(Dataset excerpts)
══════════

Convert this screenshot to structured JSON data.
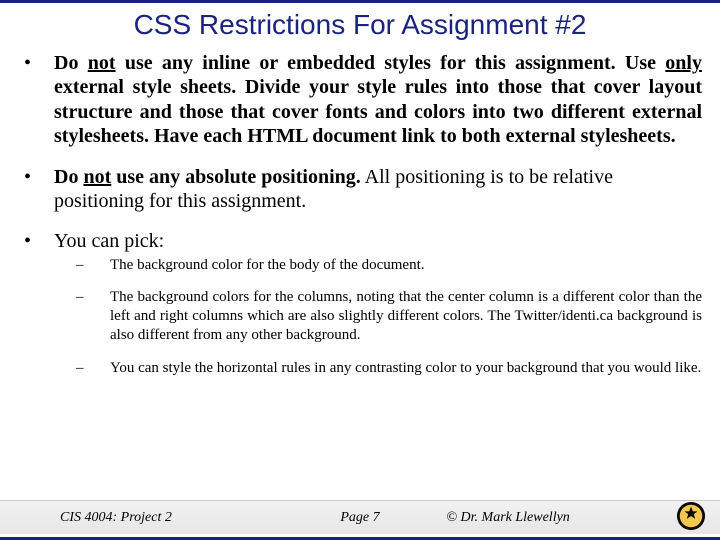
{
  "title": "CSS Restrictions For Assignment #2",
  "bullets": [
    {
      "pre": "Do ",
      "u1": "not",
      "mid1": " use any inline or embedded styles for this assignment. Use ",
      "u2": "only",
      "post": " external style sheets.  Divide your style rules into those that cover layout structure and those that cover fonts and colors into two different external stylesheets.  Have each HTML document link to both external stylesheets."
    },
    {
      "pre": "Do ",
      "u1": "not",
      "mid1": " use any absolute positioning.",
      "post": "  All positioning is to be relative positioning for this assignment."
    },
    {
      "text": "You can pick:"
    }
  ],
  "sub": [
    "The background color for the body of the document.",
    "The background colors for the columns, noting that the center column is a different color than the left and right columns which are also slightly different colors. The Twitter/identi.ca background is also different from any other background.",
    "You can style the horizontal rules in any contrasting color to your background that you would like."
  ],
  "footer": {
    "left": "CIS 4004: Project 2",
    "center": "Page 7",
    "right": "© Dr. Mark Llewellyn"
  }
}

══════════

The entries above are to be returned exactly, without their pictures.

• Response to this exercise:
Convert this screenshot to structured JSON data.
{
  "title": "CSS Restrictions For Assignment #2",
  "bullets": [
    {
      "pre": "Do ",
      "u1": "not",
      "mid1": " use any inline or embedded styles for this assignment. Use ",
      "u2": "only",
      "post": " external style sheets.  Divide your style rules into those that cover layout structure and those that cover fonts and colors into two different external stylesheets.  Have each HTML document link to both external stylesheets."
    },
    {
      "pre": "Do ",
      "u1": "not",
      "mid1": " use any absolute positioning.",
      "post": "  All positioning is to be relative positioning for this assignment."
    },
    {
      "text": "You can pick:"
    }
  ],
  "sub": [
    "The background color for the body of the document.",
    "The background colors for the columns, noting that the center column is a different color than the left and right columns which are also slightly different colors. The Twitter/identi.ca background is also different from any other background.",
    "You can style the horizontal rules in any contrasting color to your background that you would like."
  ],
  "footer": {
    "left": "CIS 4004: Project 2",
    "center": "Page 7",
    "right": "© Dr. Mark Llewellyn"
  }
}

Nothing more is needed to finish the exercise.